Listed entries:
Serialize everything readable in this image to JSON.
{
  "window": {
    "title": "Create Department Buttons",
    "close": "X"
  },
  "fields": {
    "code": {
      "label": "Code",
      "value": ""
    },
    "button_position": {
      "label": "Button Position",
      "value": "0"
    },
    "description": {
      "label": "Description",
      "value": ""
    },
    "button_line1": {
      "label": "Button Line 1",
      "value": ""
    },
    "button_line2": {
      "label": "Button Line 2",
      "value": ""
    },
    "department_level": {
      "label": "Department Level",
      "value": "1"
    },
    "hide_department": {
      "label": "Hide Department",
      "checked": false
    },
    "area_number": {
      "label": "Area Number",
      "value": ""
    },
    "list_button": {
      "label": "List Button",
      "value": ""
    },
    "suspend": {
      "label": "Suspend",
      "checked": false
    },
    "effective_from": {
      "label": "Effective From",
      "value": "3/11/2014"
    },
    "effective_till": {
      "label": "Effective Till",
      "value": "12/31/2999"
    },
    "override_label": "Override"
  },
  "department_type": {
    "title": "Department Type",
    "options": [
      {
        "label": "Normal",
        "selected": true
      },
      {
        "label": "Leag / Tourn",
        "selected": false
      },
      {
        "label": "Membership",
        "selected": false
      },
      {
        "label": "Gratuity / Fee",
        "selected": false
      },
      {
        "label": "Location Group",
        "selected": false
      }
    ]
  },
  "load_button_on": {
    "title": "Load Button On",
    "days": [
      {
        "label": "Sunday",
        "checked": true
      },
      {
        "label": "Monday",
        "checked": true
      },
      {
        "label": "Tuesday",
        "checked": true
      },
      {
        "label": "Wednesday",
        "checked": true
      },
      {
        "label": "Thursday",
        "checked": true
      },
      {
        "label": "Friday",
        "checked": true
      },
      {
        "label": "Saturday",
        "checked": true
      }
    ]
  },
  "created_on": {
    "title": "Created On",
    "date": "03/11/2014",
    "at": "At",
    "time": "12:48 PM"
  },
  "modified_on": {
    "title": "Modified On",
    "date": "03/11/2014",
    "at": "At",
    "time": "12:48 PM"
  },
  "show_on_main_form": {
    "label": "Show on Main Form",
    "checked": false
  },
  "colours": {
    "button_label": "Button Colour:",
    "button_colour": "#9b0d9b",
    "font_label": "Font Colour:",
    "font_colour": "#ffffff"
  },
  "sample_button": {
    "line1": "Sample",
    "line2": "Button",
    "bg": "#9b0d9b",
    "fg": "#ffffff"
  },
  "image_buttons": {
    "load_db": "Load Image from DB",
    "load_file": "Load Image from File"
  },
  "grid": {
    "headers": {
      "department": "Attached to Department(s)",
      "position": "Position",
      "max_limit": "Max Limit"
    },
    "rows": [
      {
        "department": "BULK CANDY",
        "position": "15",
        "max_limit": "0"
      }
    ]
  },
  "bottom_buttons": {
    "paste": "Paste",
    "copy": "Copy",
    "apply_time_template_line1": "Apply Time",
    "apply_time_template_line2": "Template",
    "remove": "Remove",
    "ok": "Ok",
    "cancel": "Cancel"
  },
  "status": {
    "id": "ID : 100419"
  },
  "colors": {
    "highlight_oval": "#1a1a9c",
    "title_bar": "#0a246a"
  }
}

Exercise details: Your task is to extract all of the records exactly.

Complete output:
Serialize everything readable in this image to JSON.
{
  "window": {
    "title": "Create Department Buttons",
    "close": "X"
  },
  "fields": {
    "code": {
      "label": "Code",
      "value": ""
    },
    "button_position": {
      "label": "Button Position",
      "value": "0"
    },
    "description": {
      "label": "Description",
      "value": ""
    },
    "button_line1": {
      "label": "Button Line 1",
      "value": ""
    },
    "button_line2": {
      "label": "Button Line 2",
      "value": ""
    },
    "department_level": {
      "label": "Department Level",
      "value": "1"
    },
    "hide_department": {
      "label": "Hide Department",
      "checked": false
    },
    "area_number": {
      "label": "Area Number",
      "value": ""
    },
    "list_button": {
      "label": "List Button",
      "value": ""
    },
    "suspend": {
      "label": "Suspend",
      "checked": false
    },
    "effective_from": {
      "label": "Effective From",
      "value": "3/11/2014"
    },
    "effective_till": {
      "label": "Effective Till",
      "value": "12/31/2999"
    },
    "override_label": "Override"
  },
  "department_type": {
    "title": "Department Type",
    "options": [
      {
        "label": "Normal",
        "selected": true
      },
      {
        "label": "Leag / Tourn",
        "selected": false
      },
      {
        "label": "Membership",
        "selected": false
      },
      {
        "label": "Gratuity / Fee",
        "selected": false
      },
      {
        "label": "Location Group",
        "selected": false
      }
    ]
  },
  "load_button_on": {
    "title": "Load Button On",
    "days": [
      {
        "label": "Sunday",
        "checked": true
      },
      {
        "label": "Monday",
        "checked": true
      },
      {
        "label": "Tuesday",
        "checked": true
      },
      {
        "label": "Wednesday",
        "checked": true
      },
      {
        "label": "Thursday",
        "checked": true
      },
      {
        "label": "Friday",
        "checked": true
      },
      {
        "label": "Saturday",
        "checked": true
      }
    ]
  },
  "created_on": {
    "title": "Created On",
    "date": "03/11/2014",
    "at": "At",
    "time": "12:48 PM"
  },
  "modified_on": {
    "title": "Modified On",
    "date": "03/11/2014",
    "at": "At",
    "time": "12:48 PM"
  },
  "show_on_main_form": {
    "label": "Show on Main Form",
    "checked": false
  },
  "colours": {
    "button_label": "Button Colour:",
    "button_colour": "#9b0d9b",
    "font_label": "Font Colour:",
    "font_colour": "#ffffff"
  },
  "sample_button": {
    "line1": "Sample",
    "line2": "Button",
    "bg": "#9b0d9b",
    "fg": "#ffffff"
  },
  "image_buttons": {
    "load_db": "Load Image from DB",
    "load_file": "Load Image from File"
  },
  "grid": {
    "headers": {
      "department": "Attached to Department(s)",
      "position": "Position",
      "max_limit": "Max Limit"
    },
    "rows": [
      {
        "department": "BULK CANDY",
        "position": "15",
        "max_limit": "0"
      }
    ]
  },
  "bottom_buttons": {
    "paste": "Paste",
    "copy": "Copy",
    "apply_time_template_line1": "Apply Time",
    "apply_time_template_line2": "Template",
    "remove": "Remove",
    "ok": "Ok",
    "cancel": "Cancel"
  },
  "status": {
    "id": "ID : 100419"
  },
  "colors": {
    "highlight_oval": "#1a1a9c",
    "title_bar": "#0a246a"
  }
}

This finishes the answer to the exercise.